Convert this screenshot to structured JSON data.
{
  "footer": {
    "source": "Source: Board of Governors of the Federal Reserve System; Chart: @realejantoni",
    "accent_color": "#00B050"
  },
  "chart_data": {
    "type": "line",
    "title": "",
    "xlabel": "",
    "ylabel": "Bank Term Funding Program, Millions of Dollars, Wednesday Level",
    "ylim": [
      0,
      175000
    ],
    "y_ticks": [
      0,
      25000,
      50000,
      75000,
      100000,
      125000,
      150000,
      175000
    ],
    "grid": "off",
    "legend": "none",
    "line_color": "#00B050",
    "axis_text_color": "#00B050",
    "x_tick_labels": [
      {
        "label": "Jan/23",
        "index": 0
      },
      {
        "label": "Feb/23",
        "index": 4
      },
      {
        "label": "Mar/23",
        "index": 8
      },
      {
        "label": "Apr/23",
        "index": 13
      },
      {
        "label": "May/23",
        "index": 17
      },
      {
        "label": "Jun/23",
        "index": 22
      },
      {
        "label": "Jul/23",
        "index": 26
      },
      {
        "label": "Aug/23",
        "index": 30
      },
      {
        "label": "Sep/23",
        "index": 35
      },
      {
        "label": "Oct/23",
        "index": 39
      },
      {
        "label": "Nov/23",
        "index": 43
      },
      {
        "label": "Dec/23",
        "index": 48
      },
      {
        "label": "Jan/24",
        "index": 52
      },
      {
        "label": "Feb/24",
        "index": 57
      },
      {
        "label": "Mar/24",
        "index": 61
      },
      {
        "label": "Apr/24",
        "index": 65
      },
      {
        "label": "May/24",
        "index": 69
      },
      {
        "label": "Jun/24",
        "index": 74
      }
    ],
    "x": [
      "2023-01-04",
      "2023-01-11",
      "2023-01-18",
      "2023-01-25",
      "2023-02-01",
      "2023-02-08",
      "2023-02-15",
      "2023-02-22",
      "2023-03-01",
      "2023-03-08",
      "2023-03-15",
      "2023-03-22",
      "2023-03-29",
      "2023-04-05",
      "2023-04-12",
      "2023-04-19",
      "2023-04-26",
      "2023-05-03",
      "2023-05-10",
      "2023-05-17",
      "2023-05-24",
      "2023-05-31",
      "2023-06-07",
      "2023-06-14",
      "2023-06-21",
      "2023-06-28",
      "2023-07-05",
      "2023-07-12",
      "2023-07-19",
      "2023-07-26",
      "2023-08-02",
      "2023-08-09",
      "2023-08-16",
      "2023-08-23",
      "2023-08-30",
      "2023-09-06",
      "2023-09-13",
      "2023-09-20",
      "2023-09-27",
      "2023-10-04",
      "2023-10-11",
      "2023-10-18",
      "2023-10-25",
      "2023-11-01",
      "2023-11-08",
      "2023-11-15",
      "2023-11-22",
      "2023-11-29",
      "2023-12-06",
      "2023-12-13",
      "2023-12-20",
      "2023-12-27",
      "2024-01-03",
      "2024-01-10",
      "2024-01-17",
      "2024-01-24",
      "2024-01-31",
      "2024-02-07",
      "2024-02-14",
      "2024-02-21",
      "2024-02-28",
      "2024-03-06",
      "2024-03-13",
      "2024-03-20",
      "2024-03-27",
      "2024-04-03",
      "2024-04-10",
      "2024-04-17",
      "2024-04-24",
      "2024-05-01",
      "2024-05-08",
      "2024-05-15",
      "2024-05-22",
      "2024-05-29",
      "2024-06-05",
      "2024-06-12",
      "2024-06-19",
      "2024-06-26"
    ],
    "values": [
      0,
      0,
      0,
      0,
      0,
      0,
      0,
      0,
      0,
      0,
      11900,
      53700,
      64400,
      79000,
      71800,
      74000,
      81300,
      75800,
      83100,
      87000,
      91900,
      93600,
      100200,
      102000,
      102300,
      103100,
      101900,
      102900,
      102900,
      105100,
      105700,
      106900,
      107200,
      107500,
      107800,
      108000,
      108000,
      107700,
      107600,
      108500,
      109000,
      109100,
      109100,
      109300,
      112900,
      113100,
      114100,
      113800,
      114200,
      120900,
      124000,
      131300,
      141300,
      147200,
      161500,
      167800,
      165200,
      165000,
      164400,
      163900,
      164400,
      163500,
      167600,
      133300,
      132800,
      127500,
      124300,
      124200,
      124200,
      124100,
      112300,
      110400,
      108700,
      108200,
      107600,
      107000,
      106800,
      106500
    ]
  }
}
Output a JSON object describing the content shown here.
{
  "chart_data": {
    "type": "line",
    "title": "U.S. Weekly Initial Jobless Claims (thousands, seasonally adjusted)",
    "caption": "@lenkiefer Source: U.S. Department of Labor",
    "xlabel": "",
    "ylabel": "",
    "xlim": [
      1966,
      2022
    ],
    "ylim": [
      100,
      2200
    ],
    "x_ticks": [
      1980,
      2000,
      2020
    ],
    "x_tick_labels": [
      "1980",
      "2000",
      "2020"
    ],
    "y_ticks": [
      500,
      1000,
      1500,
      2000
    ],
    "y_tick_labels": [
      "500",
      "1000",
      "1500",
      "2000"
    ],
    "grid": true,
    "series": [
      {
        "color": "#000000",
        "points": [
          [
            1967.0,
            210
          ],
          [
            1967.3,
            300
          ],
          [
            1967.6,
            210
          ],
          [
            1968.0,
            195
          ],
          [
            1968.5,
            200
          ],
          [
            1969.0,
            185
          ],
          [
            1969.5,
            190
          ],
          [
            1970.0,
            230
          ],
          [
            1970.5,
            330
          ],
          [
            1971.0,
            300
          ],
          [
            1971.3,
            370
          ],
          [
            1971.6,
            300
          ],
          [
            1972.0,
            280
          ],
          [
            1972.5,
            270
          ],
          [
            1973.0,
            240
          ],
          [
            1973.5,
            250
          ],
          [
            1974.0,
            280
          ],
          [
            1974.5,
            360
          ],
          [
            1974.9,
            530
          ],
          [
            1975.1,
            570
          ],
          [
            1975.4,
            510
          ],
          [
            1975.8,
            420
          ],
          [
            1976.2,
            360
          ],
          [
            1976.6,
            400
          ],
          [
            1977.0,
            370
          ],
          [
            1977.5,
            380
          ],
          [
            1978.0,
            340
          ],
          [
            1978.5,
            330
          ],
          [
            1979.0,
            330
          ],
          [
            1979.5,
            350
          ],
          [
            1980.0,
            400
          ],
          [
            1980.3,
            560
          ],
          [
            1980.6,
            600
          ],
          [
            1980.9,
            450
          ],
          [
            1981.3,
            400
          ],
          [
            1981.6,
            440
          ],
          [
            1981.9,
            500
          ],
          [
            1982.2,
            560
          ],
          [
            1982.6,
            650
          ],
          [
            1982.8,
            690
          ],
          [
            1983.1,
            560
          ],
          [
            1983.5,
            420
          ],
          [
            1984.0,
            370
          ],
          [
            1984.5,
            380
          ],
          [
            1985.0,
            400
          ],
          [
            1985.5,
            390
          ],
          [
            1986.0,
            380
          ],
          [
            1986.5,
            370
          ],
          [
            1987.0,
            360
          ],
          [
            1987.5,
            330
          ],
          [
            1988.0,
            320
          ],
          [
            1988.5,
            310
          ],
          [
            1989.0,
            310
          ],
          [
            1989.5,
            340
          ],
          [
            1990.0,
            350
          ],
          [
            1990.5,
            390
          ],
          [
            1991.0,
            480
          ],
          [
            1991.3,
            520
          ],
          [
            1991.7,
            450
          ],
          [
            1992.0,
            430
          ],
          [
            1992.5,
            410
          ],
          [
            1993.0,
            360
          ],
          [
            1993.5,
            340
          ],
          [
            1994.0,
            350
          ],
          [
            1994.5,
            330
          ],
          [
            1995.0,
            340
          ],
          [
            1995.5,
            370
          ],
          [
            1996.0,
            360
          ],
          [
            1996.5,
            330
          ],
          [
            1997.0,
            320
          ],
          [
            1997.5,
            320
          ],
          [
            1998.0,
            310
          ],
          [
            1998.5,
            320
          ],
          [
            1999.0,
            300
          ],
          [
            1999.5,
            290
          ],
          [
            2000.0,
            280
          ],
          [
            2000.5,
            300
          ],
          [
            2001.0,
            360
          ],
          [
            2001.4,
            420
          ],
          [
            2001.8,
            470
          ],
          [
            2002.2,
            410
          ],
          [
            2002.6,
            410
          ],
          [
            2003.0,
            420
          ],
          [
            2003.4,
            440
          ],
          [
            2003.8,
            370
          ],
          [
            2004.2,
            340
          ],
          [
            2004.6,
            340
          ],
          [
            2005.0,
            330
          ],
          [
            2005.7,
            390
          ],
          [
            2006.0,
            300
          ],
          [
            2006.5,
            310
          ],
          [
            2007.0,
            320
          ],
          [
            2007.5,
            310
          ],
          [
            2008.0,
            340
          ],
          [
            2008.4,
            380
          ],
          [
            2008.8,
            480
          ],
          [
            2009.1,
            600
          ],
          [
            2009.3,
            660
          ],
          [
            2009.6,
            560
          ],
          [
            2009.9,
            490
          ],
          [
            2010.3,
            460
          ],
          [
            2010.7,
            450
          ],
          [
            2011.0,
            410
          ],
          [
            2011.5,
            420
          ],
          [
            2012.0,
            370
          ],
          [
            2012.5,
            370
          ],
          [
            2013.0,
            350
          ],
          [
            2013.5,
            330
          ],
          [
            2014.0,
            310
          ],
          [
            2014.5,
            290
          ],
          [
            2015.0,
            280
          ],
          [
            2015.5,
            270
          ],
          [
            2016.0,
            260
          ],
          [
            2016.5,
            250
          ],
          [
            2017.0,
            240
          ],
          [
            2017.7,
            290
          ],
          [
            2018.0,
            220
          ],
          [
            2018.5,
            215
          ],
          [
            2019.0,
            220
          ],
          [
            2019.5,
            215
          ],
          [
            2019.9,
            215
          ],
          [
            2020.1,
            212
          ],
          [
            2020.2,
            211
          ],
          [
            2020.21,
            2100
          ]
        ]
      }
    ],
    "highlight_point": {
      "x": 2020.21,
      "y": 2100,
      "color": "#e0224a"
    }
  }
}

——————

OBJECTIVE: Within the material above, find the lines that contain the word "ylabel"; copy them.

RESULT FOR THIS TASK:
    "ylabel": "Bank Term Funding Program, Millions of Dollars, Wednesday Level",
    "ylabel": "",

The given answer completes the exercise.